■ **Stored data**
-- Begin --

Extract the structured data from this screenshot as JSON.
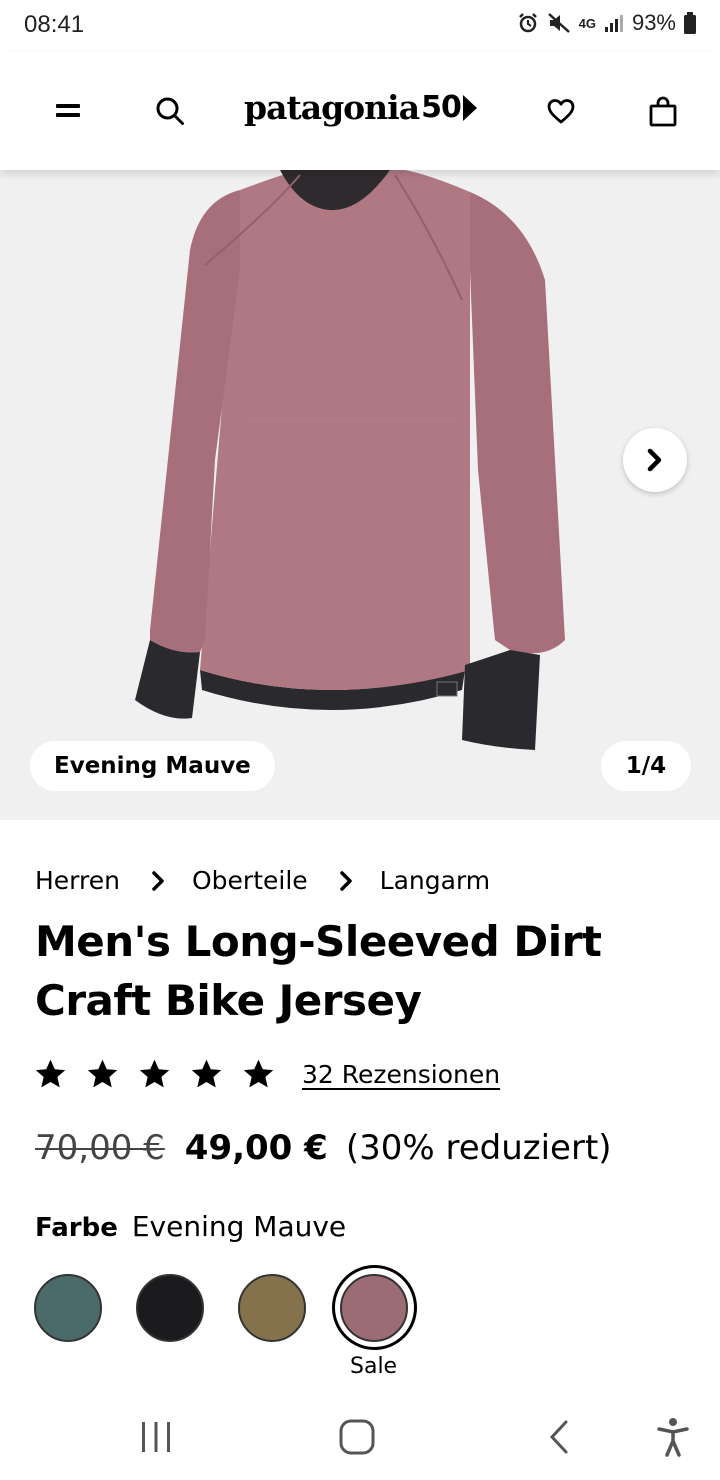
{
  "status_bar": {
    "time": "08:41",
    "network": "4G",
    "battery": "93%"
  },
  "header": {
    "logo_text": "patagonia",
    "logo_suffix": "50"
  },
  "hero": {
    "color_name": "Evening Mauve",
    "image_counter": "1/4"
  },
  "breadcrumb": [
    "Herren",
    "Oberteile",
    "Langarm"
  ],
  "product": {
    "title": "Men's Long-Sleeved Dirt Craft Bike Jersey",
    "rating_stars": 5,
    "reviews_label": "32 Rezensionen",
    "old_price": "70,00 €",
    "new_price": "49,00 €",
    "discount": "(30% reduziert)",
    "color_label": "Farbe",
    "color_value": "Evening Mauve"
  },
  "swatches": [
    {
      "color": "#4b6a6a",
      "selected": false
    },
    {
      "color": "#1b1b1d",
      "selected": false
    },
    {
      "color": "#86714d",
      "selected": false
    },
    {
      "color": "#9b6c76",
      "selected": true,
      "label": "Sale"
    }
  ],
  "colors": {
    "jersey": "#b07883",
    "cuff": "#2a2a2e",
    "hero_bg": "#f1f0f0"
  }
}
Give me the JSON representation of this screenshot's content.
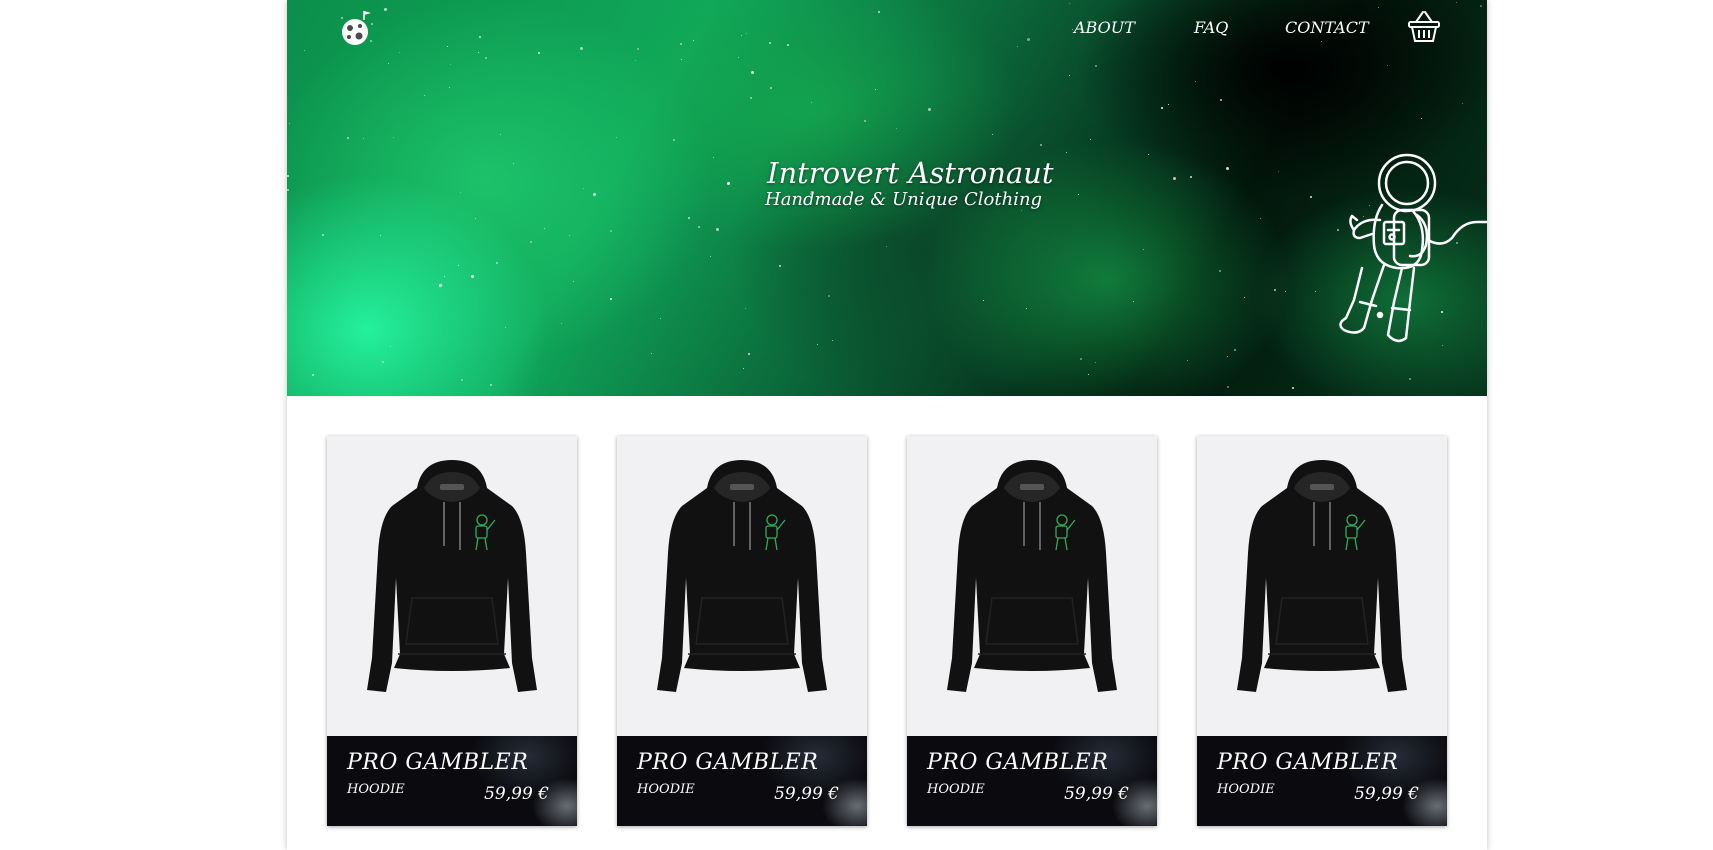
{
  "nav": {
    "about": "ABOUT",
    "faq": "FAQ",
    "contact": "CONTACT",
    "logo_icon": "moon-flag-icon",
    "cart_icon": "shopping-basket-icon"
  },
  "hero": {
    "title": "Introvert Astronaut",
    "subtitle": "Handmade & Unique Clothing",
    "illustration": "astronaut-outline",
    "colors": {
      "nebula": "#10a85a",
      "space": "#02170c",
      "text": "#ffffff"
    }
  },
  "products": [
    {
      "name": "PRO GAMBLER",
      "type": "HOODIE",
      "price": "59,99 €"
    },
    {
      "name": "PRO GAMBLER",
      "type": "HOODIE",
      "price": "59,99 €"
    },
    {
      "name": "PRO GAMBLER",
      "type": "HOODIE",
      "price": "59,99 €"
    },
    {
      "name": "PRO GAMBLER",
      "type": "HOODIE",
      "price": "59,99 €"
    }
  ],
  "colors": {
    "card_background": "#f1f1f3",
    "card_footer": "#0b0b0f",
    "hoodie": "#111111",
    "hoodie_logo": "#2fae5a"
  }
}
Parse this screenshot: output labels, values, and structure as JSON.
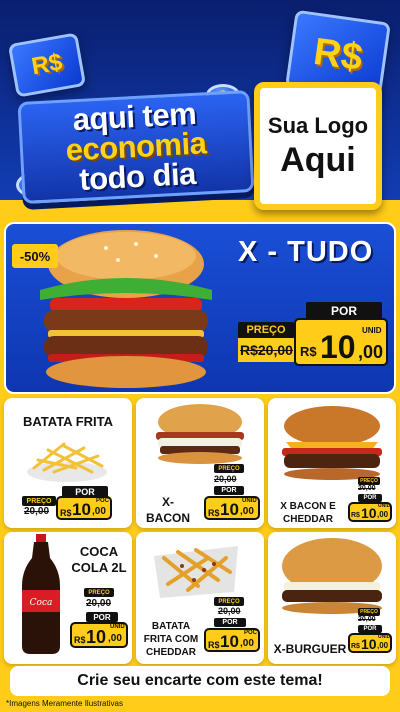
{
  "header": {
    "coin_left": "R$",
    "coin_right": "R$",
    "coin_small": "$",
    "slogan_line1": "aqui tem",
    "slogan_line2": "economia",
    "slogan_line3": "todo dia",
    "logo_line1": "Sua Logo",
    "logo_line2": "Aqui"
  },
  "featured": {
    "discount": "-50%",
    "title": "X - TUDO",
    "por_label": "POR",
    "preco_label": "PREÇO",
    "old_price": "R$20,00",
    "currency": "R$",
    "price_int": "10",
    "price_dec": ",00",
    "unit": "UNID"
  },
  "products": [
    {
      "name": "BATATA FRITA",
      "preco_label": "PREÇO",
      "old_price": "20,00",
      "por_label": "POR",
      "currency": "R$",
      "price_int": "10",
      "price_dec": ",00",
      "unit": "POC"
    },
    {
      "name_line1": "X-",
      "name_line2": "BACON",
      "preco_label": "PREÇO",
      "old_price": "20,00",
      "por_label": "POR",
      "currency": "R$",
      "price_int": "10",
      "price_dec": ",00",
      "unit": "UNID"
    },
    {
      "name_line1": "X BACON E",
      "name_line2": "CHEDDAR",
      "preco_label": "PREÇO",
      "old_price": "20,00",
      "por_label": "POR",
      "currency": "R$",
      "price_int": "10",
      "price_dec": ",00",
      "unit": "UNID"
    },
    {
      "name_line1": "COCA",
      "name_line2": "COLA 2L",
      "preco_label": "PREÇO",
      "old_price": "20,00",
      "por_label": "POR",
      "currency": "R$",
      "price_int": "10",
      "price_dec": ",00",
      "unit": "UNID"
    },
    {
      "name_line1": "BATATA",
      "name_line2": "FRITA COM",
      "name_line3": "CHEDDAR",
      "preco_label": "PREÇO",
      "old_price": "20,00",
      "por_label": "POR",
      "currency": "R$",
      "price_int": "10",
      "price_dec": ",00",
      "unit": "POC"
    },
    {
      "name": "X-BURGUER",
      "preco_label": "PREÇO",
      "old_price": "20,00",
      "por_label": "POR",
      "currency": "R$",
      "price_int": "10",
      "price_dec": ",00",
      "unit": "UNID"
    }
  ],
  "footer": {
    "cta": "Crie seu encarte com este tema!",
    "disclaimer": "*Imagens Meramente Ilustrativas"
  },
  "colors": {
    "brand_blue": "#1a4fd6",
    "brand_yellow": "#ffcc1a",
    "dark": "#111111"
  }
}
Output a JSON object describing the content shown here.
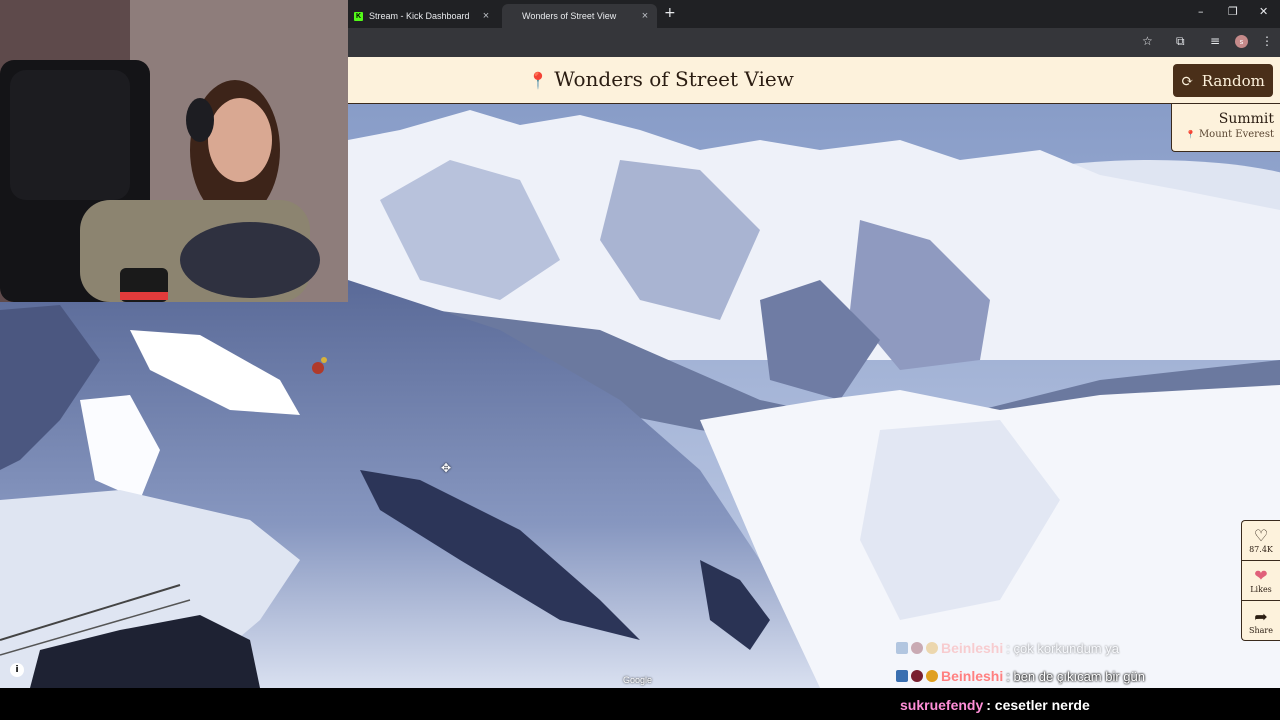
{
  "browser": {
    "tabs": [
      {
        "label": "Stream - Kick Dashboard",
        "favicon": "K",
        "active": false
      },
      {
        "label": "Wonders of Street View",
        "active": true
      }
    ],
    "window_controls": {
      "minimize": "–",
      "restore": "❐",
      "close": "✕"
    },
    "new_tab": "+",
    "profile_initial": "s"
  },
  "site": {
    "title": "Wonders of Street View",
    "title_icon": "map-pin-icon",
    "random_label": "Random",
    "location_name": "Summit",
    "location_sub": "Mount Everest",
    "colors": {
      "header_bg": "#fdf2dc",
      "accent": "#4a2f19"
    }
  },
  "side_buttons": [
    {
      "icon": "heart-outline-icon",
      "label": "87.4K"
    },
    {
      "icon": "hearts-icon",
      "label": "Likes"
    },
    {
      "icon": "share-icon",
      "label": "Share"
    }
  ],
  "map": {
    "attribution": "Google",
    "info": "i"
  },
  "chat": [
    {
      "user": "Beinleshi",
      "message": ": çok korkundum ya",
      "faded": true
    },
    {
      "user": "Beinleshi",
      "message": ": ben de çıkıcam bir gün",
      "faded": false
    },
    {
      "user": "sukruefendy",
      "message": ": cesetler nerde",
      "faded": false
    }
  ]
}
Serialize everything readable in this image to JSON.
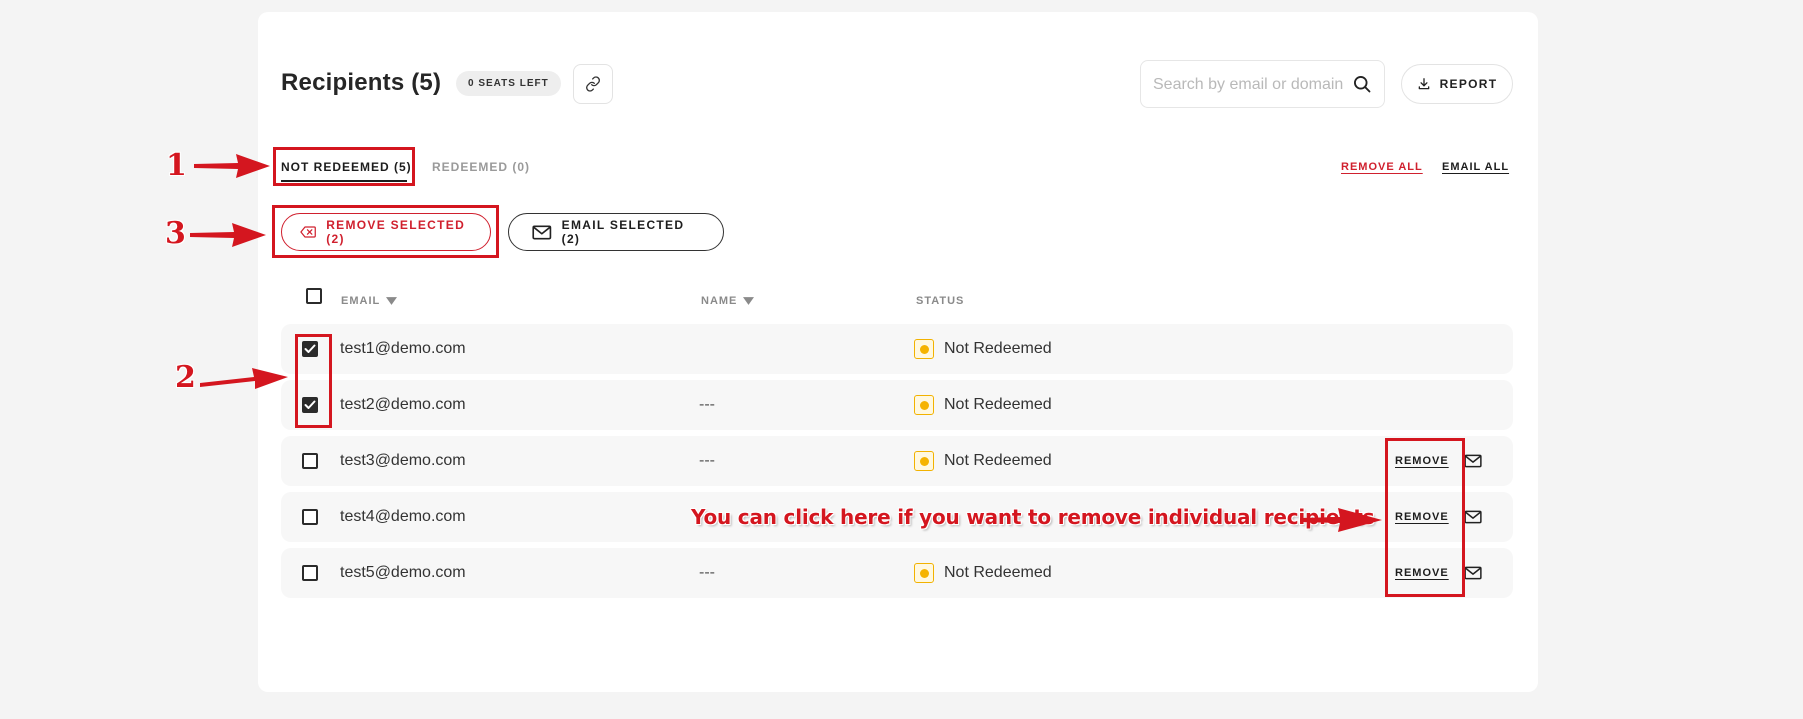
{
  "header": {
    "title": "Recipients (5)",
    "seats_badge": "0 SEATS LEFT",
    "search_placeholder": "Search by email or domain",
    "report_label": "REPORT"
  },
  "tabs": [
    {
      "label": "NOT REDEEMED (5)",
      "active": true
    },
    {
      "label": "REDEEMED (0)",
      "active": false
    }
  ],
  "bulk_links": {
    "remove_all": "REMOVE ALL",
    "email_all": "EMAIL ALL"
  },
  "bulk_actions": {
    "remove_selected": "REMOVE SELECTED (2)",
    "email_selected": "EMAIL SELECTED (2)"
  },
  "table": {
    "columns": [
      "EMAIL",
      "NAME",
      "STATUS"
    ],
    "rows": [
      {
        "email": "test1@demo.com",
        "name": "",
        "status": "Not Redeemed",
        "checked": true,
        "remove": "",
        "show_actions": false
      },
      {
        "email": "test2@demo.com",
        "name": "---",
        "status": "Not Redeemed",
        "checked": true,
        "remove": "",
        "show_actions": false
      },
      {
        "email": "test3@demo.com",
        "name": "---",
        "status": "Not Redeemed",
        "checked": false,
        "remove": "REMOVE",
        "show_actions": true
      },
      {
        "email": "test4@demo.com",
        "name": "",
        "status": "",
        "checked": false,
        "remove": "REMOVE",
        "show_actions": true
      },
      {
        "email": "test5@demo.com",
        "name": "---",
        "status": "Not Redeemed",
        "checked": false,
        "remove": "REMOVE",
        "show_actions": true
      }
    ]
  },
  "annotations": {
    "num1": "1",
    "num2": "2",
    "num3": "3",
    "note": "You can click here if you want to remove individual recipients"
  },
  "colors": {
    "accent_red": "#d0202e",
    "annotation_red": "#d4161f",
    "status_yellow": "#f5b300"
  }
}
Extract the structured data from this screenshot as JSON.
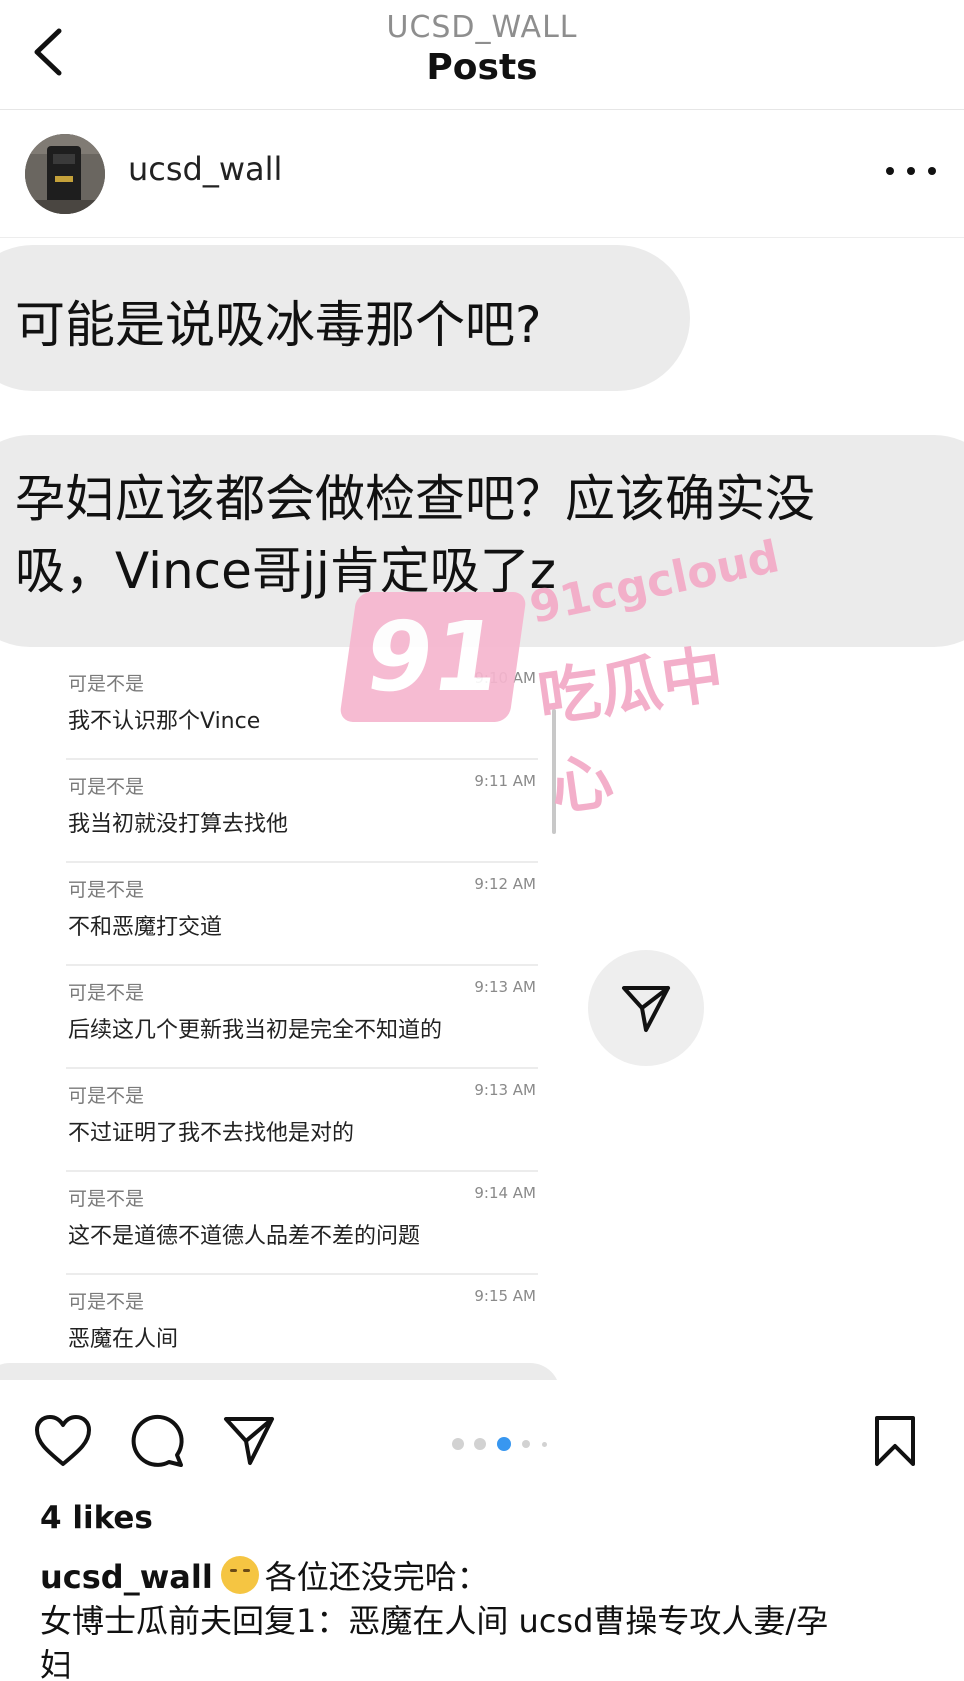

-- End --

Lines containing the string "demo" are to be selected and copied.

■ **Solution to this exercise**
        "email": "test1@demo.com",
        "email": "test2@demo.com",
        "email": "test3@demo.com",
        "email": "test4@demo.com",
        "email": "test5@demo.com",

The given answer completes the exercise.